▸ Instructions to follow
Write out each entry, exactly the way it appears.

Recorded data
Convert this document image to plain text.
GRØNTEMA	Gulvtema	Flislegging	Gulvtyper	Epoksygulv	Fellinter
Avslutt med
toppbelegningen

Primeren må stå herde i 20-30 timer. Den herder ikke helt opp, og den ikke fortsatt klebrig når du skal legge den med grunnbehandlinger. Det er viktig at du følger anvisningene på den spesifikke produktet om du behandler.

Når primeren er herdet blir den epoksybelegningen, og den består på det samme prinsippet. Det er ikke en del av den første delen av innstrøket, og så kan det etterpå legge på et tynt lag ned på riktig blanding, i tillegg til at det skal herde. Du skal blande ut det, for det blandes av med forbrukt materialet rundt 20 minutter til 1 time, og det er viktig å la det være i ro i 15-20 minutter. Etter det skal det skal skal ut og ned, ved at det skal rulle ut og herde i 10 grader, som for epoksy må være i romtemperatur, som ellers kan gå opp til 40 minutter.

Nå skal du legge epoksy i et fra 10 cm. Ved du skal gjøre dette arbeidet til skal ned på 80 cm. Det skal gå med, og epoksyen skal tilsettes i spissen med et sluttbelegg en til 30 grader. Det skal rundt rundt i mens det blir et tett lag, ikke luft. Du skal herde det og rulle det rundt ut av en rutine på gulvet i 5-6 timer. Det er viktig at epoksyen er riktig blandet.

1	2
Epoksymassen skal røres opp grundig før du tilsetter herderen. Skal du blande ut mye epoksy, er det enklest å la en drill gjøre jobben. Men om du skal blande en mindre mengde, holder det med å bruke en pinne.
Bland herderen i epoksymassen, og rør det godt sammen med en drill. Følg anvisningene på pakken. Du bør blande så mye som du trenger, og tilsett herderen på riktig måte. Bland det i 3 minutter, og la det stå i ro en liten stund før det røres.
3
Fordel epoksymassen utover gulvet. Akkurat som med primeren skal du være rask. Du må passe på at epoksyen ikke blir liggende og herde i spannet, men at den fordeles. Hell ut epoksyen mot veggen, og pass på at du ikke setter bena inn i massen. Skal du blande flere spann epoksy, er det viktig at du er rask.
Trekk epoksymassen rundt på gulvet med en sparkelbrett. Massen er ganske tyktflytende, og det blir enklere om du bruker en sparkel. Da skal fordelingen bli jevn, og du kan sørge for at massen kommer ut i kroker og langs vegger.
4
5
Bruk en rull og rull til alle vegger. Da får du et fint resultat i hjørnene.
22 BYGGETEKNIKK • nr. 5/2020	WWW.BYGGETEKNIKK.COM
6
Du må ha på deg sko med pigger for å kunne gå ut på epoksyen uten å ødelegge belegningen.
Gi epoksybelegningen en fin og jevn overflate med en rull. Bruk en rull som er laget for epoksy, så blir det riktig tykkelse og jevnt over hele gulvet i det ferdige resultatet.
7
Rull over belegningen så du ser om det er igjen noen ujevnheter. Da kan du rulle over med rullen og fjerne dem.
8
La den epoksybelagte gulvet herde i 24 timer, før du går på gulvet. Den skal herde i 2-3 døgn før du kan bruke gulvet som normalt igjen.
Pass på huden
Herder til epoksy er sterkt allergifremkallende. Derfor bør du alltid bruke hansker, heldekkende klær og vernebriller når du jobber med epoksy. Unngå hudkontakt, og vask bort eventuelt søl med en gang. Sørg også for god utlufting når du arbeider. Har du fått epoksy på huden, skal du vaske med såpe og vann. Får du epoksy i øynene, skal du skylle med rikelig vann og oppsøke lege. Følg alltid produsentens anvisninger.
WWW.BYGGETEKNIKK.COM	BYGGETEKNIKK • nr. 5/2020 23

▸ Response
Convert this document image to plain text.
GRØNTEMA	Gulvtema	Flislegging	Gulvtyper	Epoksygulv	Fellinter
Avslutt med
toppbelegningen

Primeren må stå herde i 20-30 timer. Den herder ikke helt opp, og den ikke fortsatt klebrig når du skal legge den med grunnbehandlinger. Det er viktig at du følger anvisningene på den spesifikke produktet om du behandler.

Når primeren er herdet blir den epoksybelegningen, og den består på det samme prinsippet. Det er ikke en del av den første delen av innstrøket, og så kan det etterpå legge på et tynt lag ned på riktig blanding, i tillegg til at det skal herde. Du skal blande ut det, for det blandes av med forbrukt materialet rundt 20 minutter til 1 time, og det er viktig å la det være i ro i 15-20 minutter. Etter det skal det skal skal ut og ned, ved at det skal rulle ut og herde i 10 grader, som for epoksy må være i romtemperatur, som ellers kan gå opp til 40 minutter.

Nå skal du legge epoksy i et fra 10 cm. Ved du skal gjøre dette arbeidet til skal ned på 80 cm. Det skal gå med, og epoksyen skal tilsettes i spissen med et sluttbelegg en til 30 grader. Det skal rundt rundt i mens det blir et tett lag, ikke luft. Du skal herde det og rulle det rundt ut av en rutine på gulvet i 5-6 timer. Det er viktig at epoksyen er riktig blandet.

1	2
Epoksymassen skal røres opp grundig før du tilsetter herderen. Skal du blande ut mye epoksy, er det enklest å la en drill gjøre jobben. Men om du skal blande en mindre mengde, holder det med å bruke en pinne.
Bland herderen i epoksymassen, og rør det godt sammen med en drill. Følg anvisningene på pakken. Du bør blande så mye som du trenger, og tilsett herderen på riktig måte. Bland det i 3 minutter, og la det stå i ro en liten stund før det røres.
3
Fordel epoksymassen utover gulvet. Akkurat som med primeren skal du være rask. Du må passe på at epoksyen ikke blir liggende og herde i spannet, men at den fordeles. Hell ut epoksyen mot veggen, og pass på at du ikke setter bena inn i massen. Skal du blande flere spann epoksy, er det viktig at du er rask.
Trekk epoksymassen rundt på gulvet med en sparkelbrett. Massen er ganske tyktflytende, og det blir enklere om du bruker en sparkel. Da skal fordelingen bli jevn, og du kan sørge for at massen kommer ut i kroker og langs vegger.
4
5
Bruk en rull og rull til alle vegger. Da får du et fint resultat i hjørnene.
22 BYGGETEKNIKK • nr. 5/2020	WWW.BYGGETEKNIKK.COM
6
Du må ha på deg sko med pigger for å kunne gå ut på epoksyen uten å ødelegge belegningen.
Gi epoksybelegningen en fin og jevn overflate med en rull. Bruk en rull som er laget for epoksy, så blir det riktig tykkelse og jevnt over hele gulvet i det ferdige resultatet.
7
Rull over belegningen så du ser om det er igjen noen ujevnheter. Da kan du rulle over med rullen og fjerne dem.
8
La den epoksybelagte gulvet herde i 24 timer, før du går på gulvet. Den skal herde i 2-3 døgn før du kan bruke gulvet som normalt igjen.
Pass på huden
Herder til epoksy er sterkt allergifremkallende. Derfor bør du alltid bruke hansker, heldekkende klær og vernebriller når du jobber med epoksy. Unngå hudkontakt, og vask bort eventuelt søl med en gang. Sørg også for god utlufting når du arbeider. Har du fått epoksy på huden, skal du vaske med såpe og vann. Får du epoksy i øynene, skal du skylle med rikelig vann og oppsøke lege. Følg alltid produsentens anvisninger.
WWW.BYGGETEKNIKK.COM	BYGGETEKNIKK • nr. 5/2020 23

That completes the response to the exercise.